**Exercise instructions:**
Convert the lines of the entries below into a JSON list of strings, one string per line, with blank lines left out.

[start of Dataset rows]

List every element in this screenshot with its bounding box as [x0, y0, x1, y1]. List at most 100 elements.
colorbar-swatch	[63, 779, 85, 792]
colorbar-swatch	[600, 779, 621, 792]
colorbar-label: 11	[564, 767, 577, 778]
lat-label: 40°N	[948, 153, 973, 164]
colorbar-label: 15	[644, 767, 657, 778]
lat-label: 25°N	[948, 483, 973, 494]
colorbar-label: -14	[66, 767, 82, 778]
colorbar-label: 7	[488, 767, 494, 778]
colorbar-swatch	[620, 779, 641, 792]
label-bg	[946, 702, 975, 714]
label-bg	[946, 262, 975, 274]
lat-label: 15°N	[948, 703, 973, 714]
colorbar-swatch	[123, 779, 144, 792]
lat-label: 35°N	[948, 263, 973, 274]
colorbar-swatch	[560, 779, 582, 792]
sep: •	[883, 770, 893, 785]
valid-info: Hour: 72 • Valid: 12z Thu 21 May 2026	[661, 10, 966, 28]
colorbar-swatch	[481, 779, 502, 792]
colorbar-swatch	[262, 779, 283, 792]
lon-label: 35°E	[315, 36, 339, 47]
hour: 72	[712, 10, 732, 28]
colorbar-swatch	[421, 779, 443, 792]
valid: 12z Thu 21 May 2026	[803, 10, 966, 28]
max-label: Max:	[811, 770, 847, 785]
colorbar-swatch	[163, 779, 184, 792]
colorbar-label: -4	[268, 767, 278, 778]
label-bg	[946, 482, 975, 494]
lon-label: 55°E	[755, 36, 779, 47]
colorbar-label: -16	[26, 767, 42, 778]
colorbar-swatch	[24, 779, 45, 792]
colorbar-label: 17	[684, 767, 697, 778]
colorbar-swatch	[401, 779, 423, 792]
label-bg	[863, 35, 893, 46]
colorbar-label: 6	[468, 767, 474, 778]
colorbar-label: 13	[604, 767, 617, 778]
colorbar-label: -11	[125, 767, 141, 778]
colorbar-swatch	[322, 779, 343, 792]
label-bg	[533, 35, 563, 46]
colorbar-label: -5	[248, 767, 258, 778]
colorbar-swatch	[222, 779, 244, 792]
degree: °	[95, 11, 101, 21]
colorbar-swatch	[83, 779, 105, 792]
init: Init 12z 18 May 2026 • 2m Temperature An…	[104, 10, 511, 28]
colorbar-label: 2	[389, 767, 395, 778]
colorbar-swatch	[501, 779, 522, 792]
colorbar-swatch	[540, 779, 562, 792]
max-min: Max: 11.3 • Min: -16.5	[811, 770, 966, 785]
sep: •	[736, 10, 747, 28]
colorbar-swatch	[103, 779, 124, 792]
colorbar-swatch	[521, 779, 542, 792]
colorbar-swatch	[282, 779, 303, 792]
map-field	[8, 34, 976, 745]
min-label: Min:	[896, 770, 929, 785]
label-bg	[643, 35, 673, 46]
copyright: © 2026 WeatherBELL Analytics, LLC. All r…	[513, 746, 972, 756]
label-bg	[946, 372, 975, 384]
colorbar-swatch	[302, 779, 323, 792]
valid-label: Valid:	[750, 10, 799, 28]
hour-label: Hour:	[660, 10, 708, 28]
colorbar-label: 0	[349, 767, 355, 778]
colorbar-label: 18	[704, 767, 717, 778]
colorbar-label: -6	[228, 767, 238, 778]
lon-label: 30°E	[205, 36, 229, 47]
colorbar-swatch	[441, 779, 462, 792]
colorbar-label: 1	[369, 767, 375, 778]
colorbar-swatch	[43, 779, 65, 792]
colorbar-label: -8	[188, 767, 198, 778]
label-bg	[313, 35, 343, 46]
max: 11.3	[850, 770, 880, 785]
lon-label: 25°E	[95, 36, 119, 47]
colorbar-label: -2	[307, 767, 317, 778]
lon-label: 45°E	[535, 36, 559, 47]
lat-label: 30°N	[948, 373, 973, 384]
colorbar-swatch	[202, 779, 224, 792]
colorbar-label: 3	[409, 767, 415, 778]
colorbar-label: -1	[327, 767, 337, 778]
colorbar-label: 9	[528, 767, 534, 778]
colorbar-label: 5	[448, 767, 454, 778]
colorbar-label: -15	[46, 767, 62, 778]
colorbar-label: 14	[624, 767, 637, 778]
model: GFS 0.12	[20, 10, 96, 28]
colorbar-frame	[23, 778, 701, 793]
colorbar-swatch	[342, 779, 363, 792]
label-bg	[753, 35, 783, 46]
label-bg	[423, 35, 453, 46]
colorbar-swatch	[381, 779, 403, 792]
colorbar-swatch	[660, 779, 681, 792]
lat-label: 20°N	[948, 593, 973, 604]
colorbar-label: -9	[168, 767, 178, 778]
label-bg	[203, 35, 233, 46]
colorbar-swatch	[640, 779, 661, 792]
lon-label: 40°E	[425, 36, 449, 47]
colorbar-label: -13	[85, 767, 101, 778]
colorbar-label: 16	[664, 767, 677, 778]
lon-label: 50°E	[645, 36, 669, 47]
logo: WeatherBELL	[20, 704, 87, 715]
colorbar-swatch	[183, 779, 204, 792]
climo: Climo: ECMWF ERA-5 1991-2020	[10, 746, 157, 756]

[end of Dataset rows]

**The answer:**
[
  "List every element in this screenshot with its bounding box as [x0, y0, x1, y1]. List at most 100 elements.",
  "colorbar-swatch\t[63, 779, 85, 792]",
  "colorbar-swatch\t[600, 779, 621, 792]",
  "colorbar-label: 11\t[564, 767, 577, 778]",
  "lat-label: 40°N\t[948, 153, 973, 164]",
  "colorbar-label: 15\t[644, 767, 657, 778]",
  "lat-label: 25°N\t[948, 483, 973, 494]",
  "colorbar-label: -14\t[66, 767, 82, 778]",
  "colorbar-label: 7\t[488, 767, 494, 778]",
  "colorbar-swatch\t[620, 779, 641, 792]",
  "label-bg\t[946, 702, 975, 714]",
  "label-bg\t[946, 262, 975, 274]",
  "lat-label: 15°N\t[948, 703, 973, 714]",
  "colorbar-swatch\t[123, 779, 144, 792]",
  "lat-label: 35°N\t[948, 263, 973, 274]",
  "colorbar-swatch\t[560, 779, 582, 792]",
  "sep: •\t[883, 770, 893, 785]",
  "valid-info: Hour: 72 • Valid: 12z Thu 21 May 2026\t[661, 10, 966, 28]",
  "colorbar-swatch\t[481, 779, 502, 792]",
  "colorbar-swatch\t[262, 779, 283, 792]",
  "lon-label: 35°E\t[315, 36, 339, 47]",
  "hour: 72\t[712, 10, 732, 28]",
  "colorbar-swatch\t[421, 779, 443, 792]",
  "valid: 12z Thu 21 May 2026\t[803, 10, 966, 28]",
  "max-label: Max:\t[811, 770, 847, 785]",
  "colorbar-swatch\t[163, 779, 184, 792]",
  "colorbar-label: -4\t[268, 767, 278, 778]",
  "label-bg\t[946, 482, 975, 494]",
  "lon-label: 55°E\t[755, 36, 779, 47]",
  "colorbar-label: -16\t[26, 767, 42, 778]",
  "colorbar-swatch\t[24, 779, 45, 792]",
  "colorbar-label: 17\t[684, 767, 697, 778]",
  "colorbar-swatch\t[401, 779, 423, 792]",
  "label-bg\t[863, 35, 893, 46]",
  "colorbar-label: 6\t[468, 767, 474, 778]",
  "colorbar-label: 13\t[604, 767, 617, 778]",
  "colorbar-label: -11\t[125, 767, 141, 778]",
  "colorbar-swatch\t[322, 779, 343, 792]",
  "label-bg\t[533, 35, 563, 46]",
  "colorbar-label: -5\t[248, 767, 258, 778]",
  "colorbar-swatch\t[222, 779, 244, 792]",
  "degree: °\t[95, 11, 101, 21]",
  "colorbar-swatch\t[83, 779, 105, 792]",
  "init: Init 12z 18 May 2026 • 2m Temperature An…\t[104, 10, 511, 28]",
  "colorbar-label: 2\t[389, 767, 395, 778]",
  "colorbar-swatch\t[501, 779, 522, 792]",
  "colorbar-swatch\t[540, 779, 562, 792]",
  "max-min: Max: 11.3 • Min: -16.5\t[811, 770, 966, 785]",
  "sep: •\t[736, 10, 747, 28]",
  "colorbar-swatch\t[103, 779, 124, 792]",
  "colorbar-swatch\t[521, 779, 542, 792]",
  "colorbar-swatch\t[282, 779, 303, 792]",
  "map-field\t[8, 34, 976, 745]",
  "min-label: Min:\t[896, 770, 929, 785]",
  "label-bg\t[643, 35, 673, 46]",
  "copyright: © 2026 WeatherBELL Analytics, LLC. All r…\t[513, 746, 972, 756]",
  "label-bg\t[946, 372, 975, 384]",
  "colorbar-swatch\t[302, 779, 323, 792]",
  "valid-label: Valid:\t[750, 10, 799, 28]",
  "hour-label: Hour:\t[660, 10, 708, 28]",
  "colorbar-label: 0\t[349, 767, 355, 778]",
  "colorbar-label: 18\t[704, 767, 717, 778]",
  "colorbar-label: -6\t[228, 767, 238, 778]",
  "lon-label: 30°E\t[205, 36, 229, 47]",
  "colorbar-swatch\t[441, 779, 462, 792]",
  "colorbar-label: 1\t[369, 767, 375, 778]",
  "colorbar-swatch\t[43, 779, 65, 792]",
  "colorbar-label: -8\t[188, 767, 198, 778]",
  "label-bg\t[313, 35, 343, 46]",
  "max: 11.3\t[850, 770, 880, 785]",
  "lon-label: 25°E\t[95, 36, 119, 47]",
  "colorbar-label: -2\t[307, 767, 317, 778]",
  "lon-label: 45°E\t[535, 36, 559, 47]",
  "lat-label: 30°N\t[948, 373, 973, 384]",
  "colorbar-swatch\t[202, 779, 224, 792]",
  "colorbar-label: 3\t[409, 767, 415, 778]",
  "colorbar-label: -1\t[327, 767, 337, 778]",
  "colorbar-label: 9\t[528, 767, 534, 778]",
  "colorbar-label: 5\t[448, 767, 454, 778]",
  "colorbar-label: -15\t[46, 767, 62, 778]",
  "colorbar-label: 14\t[624, 767, 637, 778]",
  "model: GFS 0.12\t[20, 10, 96, 28]",
  "colorbar-frame\t[23, 778, 701, 793]",
  "colorbar-swatch\t[342, 779, 363, 792]",
  "label-bg\t[753, 35, 783, 46]",
  "label-bg\t[423, 35, 453, 46]",
  "colorbar-swatch\t[381, 779, 403, 792]",
  "colorbar-swatch\t[660, 779, 681, 792]",
  "lat-label: 20°N\t[948, 593, 973, 604]",
  "colorbar-label: -9\t[168, 767, 178, 778]",
  "label-bg\t[203, 35, 233, 46]",
  "colorbar-swatch\t[640, 779, 661, 792]",
  "lon-label: 40°E\t[425, 36, 449, 47]",
  "colorbar-label: -13\t[85, 767, 101, 778]",
  "colorbar-label: 16\t[664, 767, 677, 778]",
  "lon-label: 50°E\t[645, 36, 669, 47]",
  "logo: WeatherBELL\t[20, 704, 87, 715]",
  "colorbar-swatch\t[183, 779, 204, 792]",
  "climo: Climo: ECMWF ERA-5 1991-2020\t[10, 746, 157, 756]"
]